--- Stated task ---
Gather from the material every line that contains the string "text".

Data entries
☆ ☆ ☆

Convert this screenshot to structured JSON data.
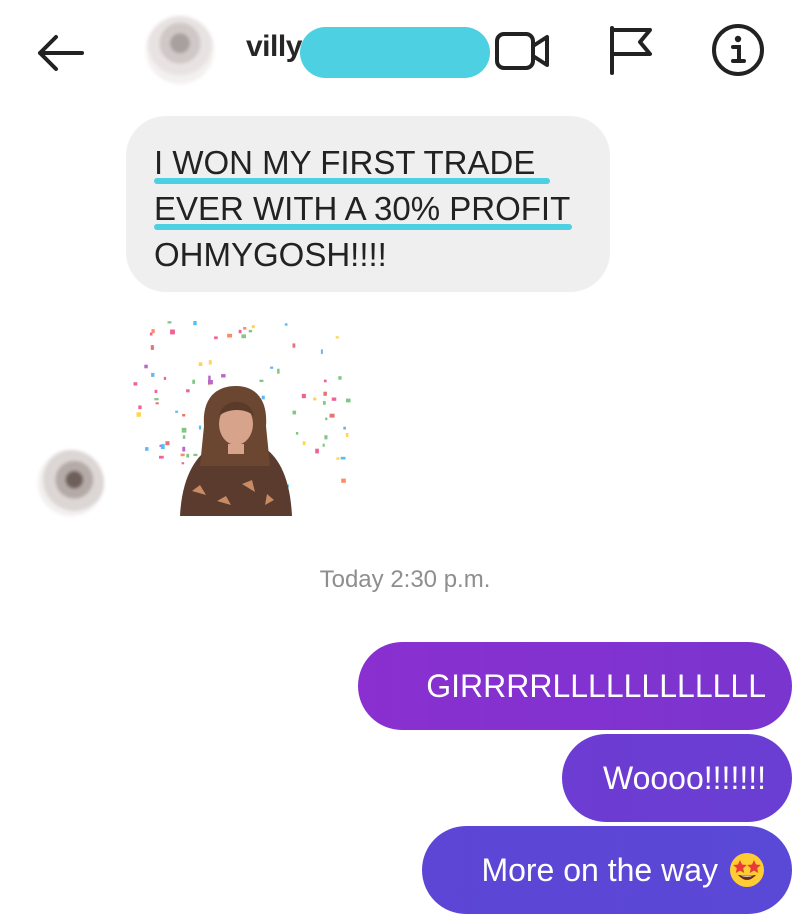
{
  "header": {
    "username": "villy",
    "back_icon": "arrow-left-icon",
    "video_icon": "video-camera-icon",
    "flag_icon": "flag-icon",
    "info_icon": "info-icon"
  },
  "messages_in": {
    "line1": "I WON MY FIRST TRADE",
    "line2": "EVER WITH A 30% PROFIT",
    "line3": "OHMYGOSH!!!!"
  },
  "timestamp": "Today 2:30 p.m.",
  "messages_out": [
    {
      "text": "GIRRRRLLLLLLLLLLLL"
    },
    {
      "text": "Woooo!!!!!!!"
    },
    {
      "text": "More on the way",
      "emoji": "star-struck-emoji"
    }
  ],
  "colors": {
    "redaction": "#4dd0e1",
    "bubble_in": "#efefef",
    "bubble_out_start": "#8a2fd0",
    "bubble_out_end": "#5a48d6",
    "timestamp": "#8e8e8e"
  }
}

☆ ☆ ☆

--- Finished exercise ---
      "text": "GIRRRRLLLLLLLLLLLL"
      "text": "Woooo!!!!!!!"
      "text": "More on the way",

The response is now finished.